_Dataset excerpts_.
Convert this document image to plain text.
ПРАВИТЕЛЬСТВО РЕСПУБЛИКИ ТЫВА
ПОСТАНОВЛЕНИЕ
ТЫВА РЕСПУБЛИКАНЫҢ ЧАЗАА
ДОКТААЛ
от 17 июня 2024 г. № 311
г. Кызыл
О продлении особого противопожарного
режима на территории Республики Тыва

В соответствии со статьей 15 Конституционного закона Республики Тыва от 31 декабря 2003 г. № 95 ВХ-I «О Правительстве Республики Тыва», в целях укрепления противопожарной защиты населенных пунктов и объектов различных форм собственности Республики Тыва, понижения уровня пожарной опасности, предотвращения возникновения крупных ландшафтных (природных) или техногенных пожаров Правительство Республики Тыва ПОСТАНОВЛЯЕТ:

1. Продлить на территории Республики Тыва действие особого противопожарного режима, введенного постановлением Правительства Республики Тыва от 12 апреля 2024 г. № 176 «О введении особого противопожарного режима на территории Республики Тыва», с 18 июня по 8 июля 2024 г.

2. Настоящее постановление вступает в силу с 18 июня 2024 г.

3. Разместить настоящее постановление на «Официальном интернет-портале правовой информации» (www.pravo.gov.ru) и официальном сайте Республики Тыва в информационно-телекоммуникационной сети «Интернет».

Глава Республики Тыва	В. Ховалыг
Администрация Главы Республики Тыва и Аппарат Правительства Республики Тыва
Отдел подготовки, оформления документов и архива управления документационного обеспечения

_Task requirements_.
Give only the number of lines in the material above that hold the word "Правительства".

_Task response_.
2